§ Required task
For the data below, report the number of lines that contain the string "Cell" and nothing else.

Chart and figure data
*****

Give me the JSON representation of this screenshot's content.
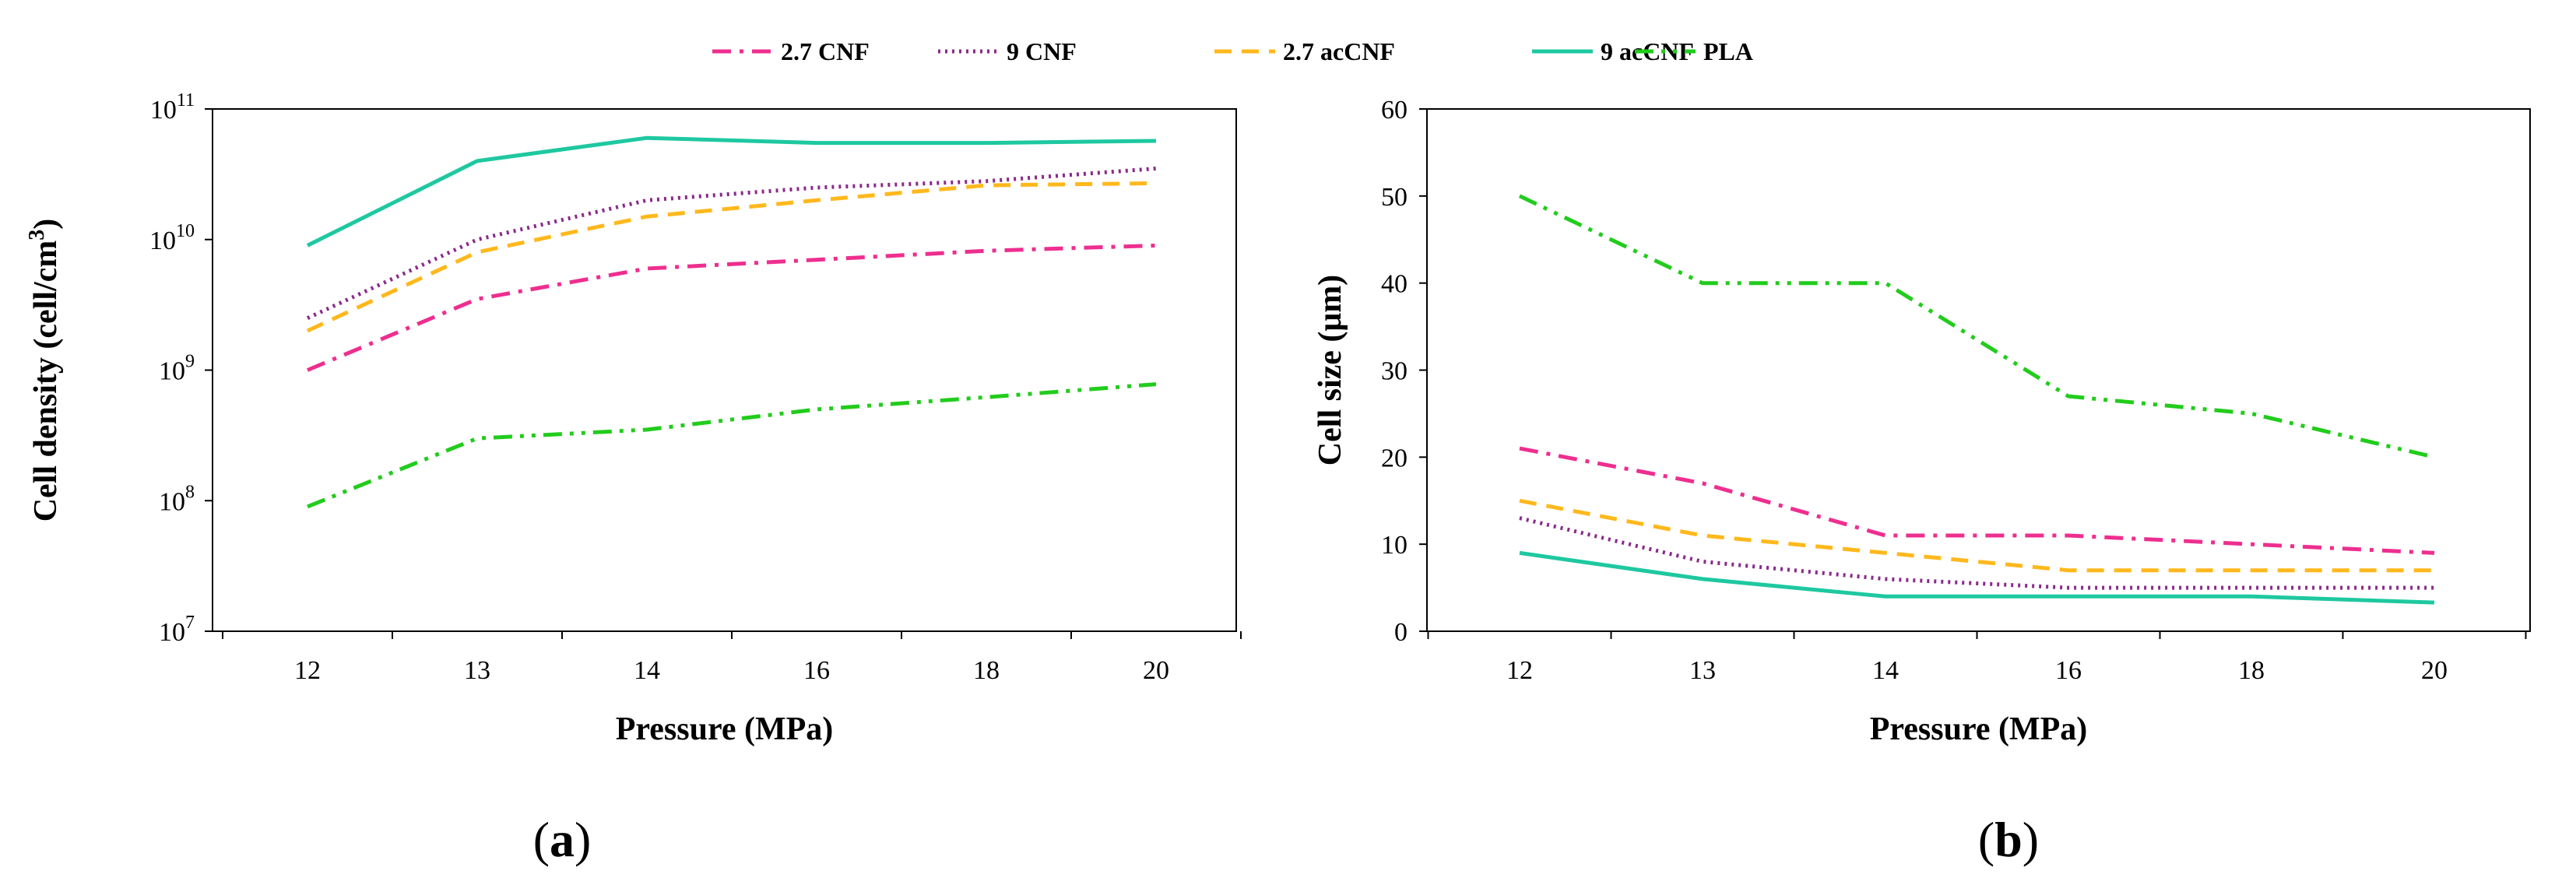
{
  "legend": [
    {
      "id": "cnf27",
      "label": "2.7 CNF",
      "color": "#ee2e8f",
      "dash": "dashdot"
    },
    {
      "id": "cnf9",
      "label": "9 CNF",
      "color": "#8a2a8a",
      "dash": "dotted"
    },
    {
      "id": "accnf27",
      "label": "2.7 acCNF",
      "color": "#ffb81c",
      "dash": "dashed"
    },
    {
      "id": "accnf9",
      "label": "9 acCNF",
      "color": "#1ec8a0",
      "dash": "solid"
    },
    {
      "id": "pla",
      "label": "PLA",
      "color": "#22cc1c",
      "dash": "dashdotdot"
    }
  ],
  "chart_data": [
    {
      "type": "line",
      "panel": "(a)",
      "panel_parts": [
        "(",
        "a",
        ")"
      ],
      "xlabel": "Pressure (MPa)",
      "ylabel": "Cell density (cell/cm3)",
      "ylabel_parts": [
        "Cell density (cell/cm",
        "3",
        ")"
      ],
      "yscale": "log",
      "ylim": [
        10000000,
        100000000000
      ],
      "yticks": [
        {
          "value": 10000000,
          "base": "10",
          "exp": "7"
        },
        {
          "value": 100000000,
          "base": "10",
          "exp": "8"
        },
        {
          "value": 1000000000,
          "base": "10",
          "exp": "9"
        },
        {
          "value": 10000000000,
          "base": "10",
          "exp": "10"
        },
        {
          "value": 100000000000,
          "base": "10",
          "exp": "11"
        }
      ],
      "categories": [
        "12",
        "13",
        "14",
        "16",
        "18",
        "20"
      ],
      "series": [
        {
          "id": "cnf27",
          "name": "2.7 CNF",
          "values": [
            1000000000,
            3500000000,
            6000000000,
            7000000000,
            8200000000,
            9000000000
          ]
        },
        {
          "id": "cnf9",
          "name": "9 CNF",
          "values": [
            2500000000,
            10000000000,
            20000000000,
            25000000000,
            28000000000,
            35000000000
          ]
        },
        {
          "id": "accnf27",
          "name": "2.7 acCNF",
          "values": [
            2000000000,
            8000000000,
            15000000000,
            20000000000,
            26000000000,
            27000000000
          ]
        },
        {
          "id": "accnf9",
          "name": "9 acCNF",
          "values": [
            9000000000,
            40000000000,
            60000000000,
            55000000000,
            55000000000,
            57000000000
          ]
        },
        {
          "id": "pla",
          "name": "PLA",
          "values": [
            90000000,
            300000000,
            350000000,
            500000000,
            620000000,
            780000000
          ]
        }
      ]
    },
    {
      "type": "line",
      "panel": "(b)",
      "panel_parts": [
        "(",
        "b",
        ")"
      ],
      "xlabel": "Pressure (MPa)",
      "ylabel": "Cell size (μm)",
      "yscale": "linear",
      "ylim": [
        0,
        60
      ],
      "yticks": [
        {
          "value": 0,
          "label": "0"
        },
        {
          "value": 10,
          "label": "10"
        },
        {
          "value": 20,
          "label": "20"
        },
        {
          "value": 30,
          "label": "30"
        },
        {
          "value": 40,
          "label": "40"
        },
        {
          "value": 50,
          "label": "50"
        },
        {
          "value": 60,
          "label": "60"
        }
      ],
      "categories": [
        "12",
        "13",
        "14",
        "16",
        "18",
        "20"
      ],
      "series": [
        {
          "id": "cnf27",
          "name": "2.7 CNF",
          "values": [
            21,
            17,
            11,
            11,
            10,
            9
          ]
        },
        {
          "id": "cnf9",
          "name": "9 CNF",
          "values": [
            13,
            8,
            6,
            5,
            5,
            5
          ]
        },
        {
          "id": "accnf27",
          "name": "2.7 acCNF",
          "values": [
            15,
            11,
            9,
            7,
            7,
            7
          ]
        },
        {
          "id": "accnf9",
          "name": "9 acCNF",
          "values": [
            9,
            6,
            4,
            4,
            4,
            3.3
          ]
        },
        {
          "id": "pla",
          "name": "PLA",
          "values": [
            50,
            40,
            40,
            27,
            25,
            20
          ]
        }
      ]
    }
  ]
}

*****

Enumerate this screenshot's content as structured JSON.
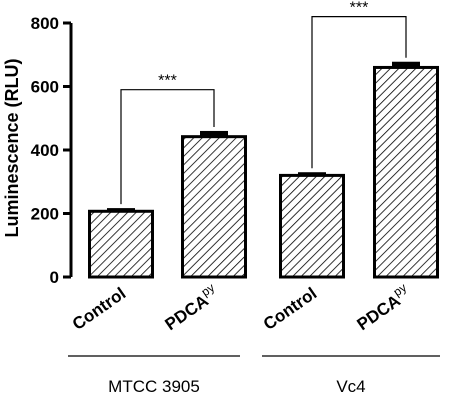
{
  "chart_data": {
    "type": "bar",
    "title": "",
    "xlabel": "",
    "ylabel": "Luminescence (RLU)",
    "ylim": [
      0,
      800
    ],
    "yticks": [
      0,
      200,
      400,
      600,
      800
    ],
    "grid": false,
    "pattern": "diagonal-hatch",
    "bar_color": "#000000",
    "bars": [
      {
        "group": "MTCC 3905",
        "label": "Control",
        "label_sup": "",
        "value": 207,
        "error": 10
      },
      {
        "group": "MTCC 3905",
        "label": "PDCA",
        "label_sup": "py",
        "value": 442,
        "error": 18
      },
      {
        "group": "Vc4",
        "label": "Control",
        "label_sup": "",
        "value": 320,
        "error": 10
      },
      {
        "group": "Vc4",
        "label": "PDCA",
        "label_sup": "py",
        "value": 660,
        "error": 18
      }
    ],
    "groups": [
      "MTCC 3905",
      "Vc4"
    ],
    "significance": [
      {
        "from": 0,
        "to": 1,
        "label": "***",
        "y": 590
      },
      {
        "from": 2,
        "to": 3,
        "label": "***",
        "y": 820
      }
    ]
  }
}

*****

§ Solution
3